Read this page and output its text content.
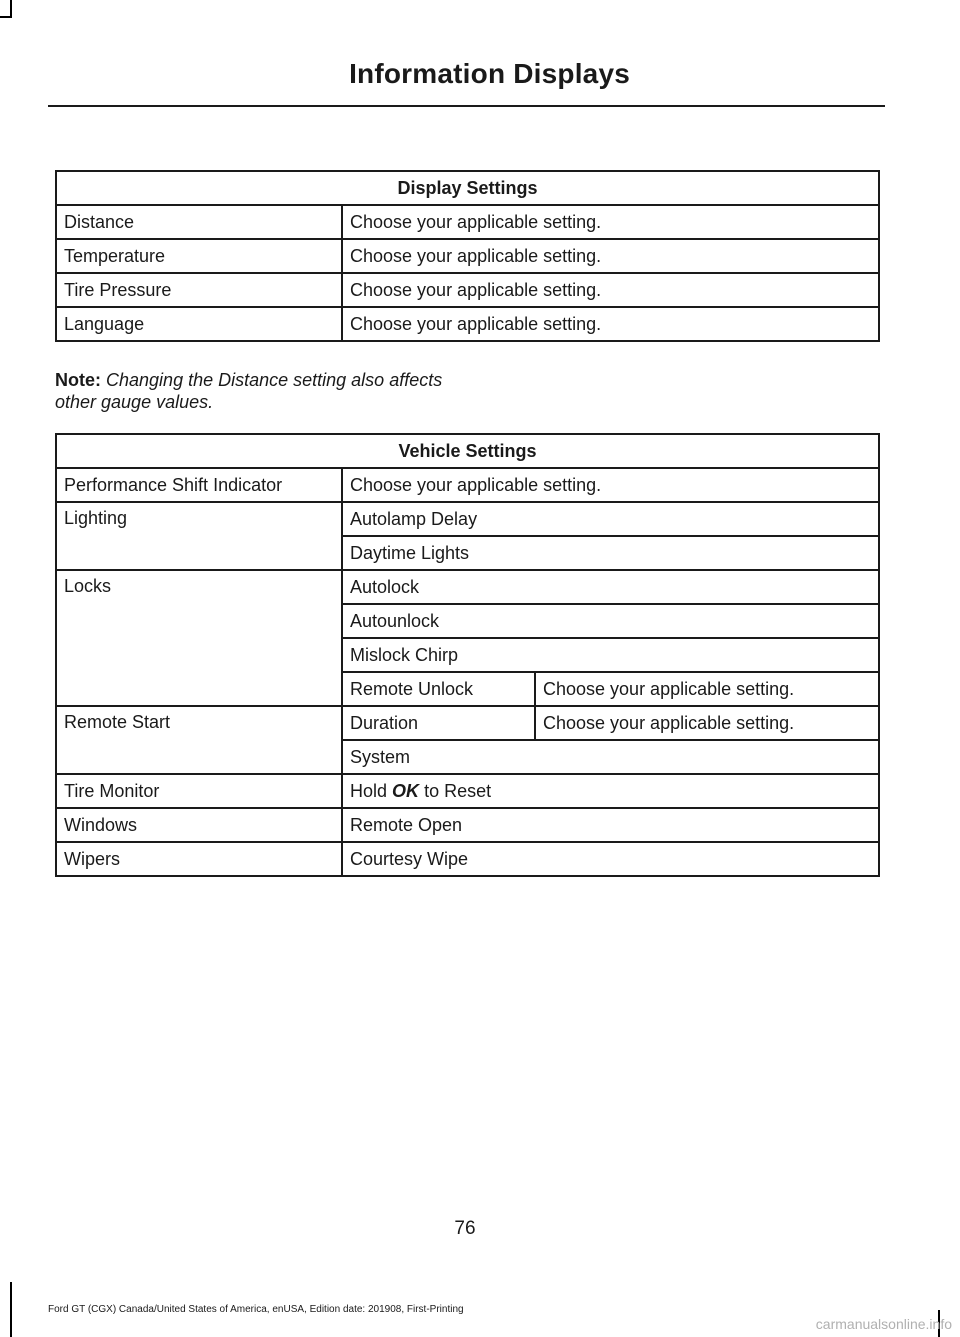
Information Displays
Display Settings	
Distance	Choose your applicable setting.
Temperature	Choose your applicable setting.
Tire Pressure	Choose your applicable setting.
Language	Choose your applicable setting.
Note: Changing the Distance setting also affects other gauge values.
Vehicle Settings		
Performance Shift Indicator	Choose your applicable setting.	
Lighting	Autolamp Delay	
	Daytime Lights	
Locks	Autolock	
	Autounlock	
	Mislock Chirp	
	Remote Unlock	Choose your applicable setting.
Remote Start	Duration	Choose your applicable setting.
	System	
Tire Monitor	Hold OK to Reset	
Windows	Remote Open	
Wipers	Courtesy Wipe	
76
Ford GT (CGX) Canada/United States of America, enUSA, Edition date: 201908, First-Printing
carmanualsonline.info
- - - - - - -
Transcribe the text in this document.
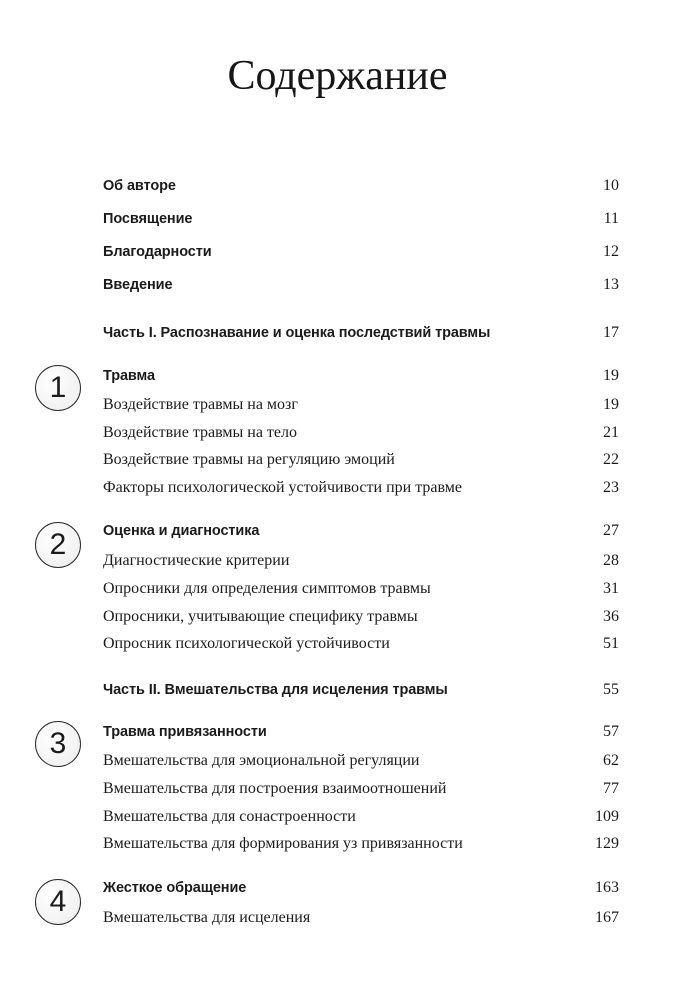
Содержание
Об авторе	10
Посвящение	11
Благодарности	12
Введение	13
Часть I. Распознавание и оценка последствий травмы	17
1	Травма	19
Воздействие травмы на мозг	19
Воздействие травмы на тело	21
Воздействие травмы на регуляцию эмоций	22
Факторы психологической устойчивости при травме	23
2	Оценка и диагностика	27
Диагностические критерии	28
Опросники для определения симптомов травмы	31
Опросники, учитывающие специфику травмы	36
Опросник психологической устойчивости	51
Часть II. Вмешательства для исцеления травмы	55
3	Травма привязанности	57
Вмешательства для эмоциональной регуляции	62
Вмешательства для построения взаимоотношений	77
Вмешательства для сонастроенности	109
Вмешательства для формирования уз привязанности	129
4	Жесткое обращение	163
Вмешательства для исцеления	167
- - - - - - -
Each line that contains the string "исцеления" counts once; say how many there are and nothing else.

- **SOLUTION FOR THIS TASK**: 2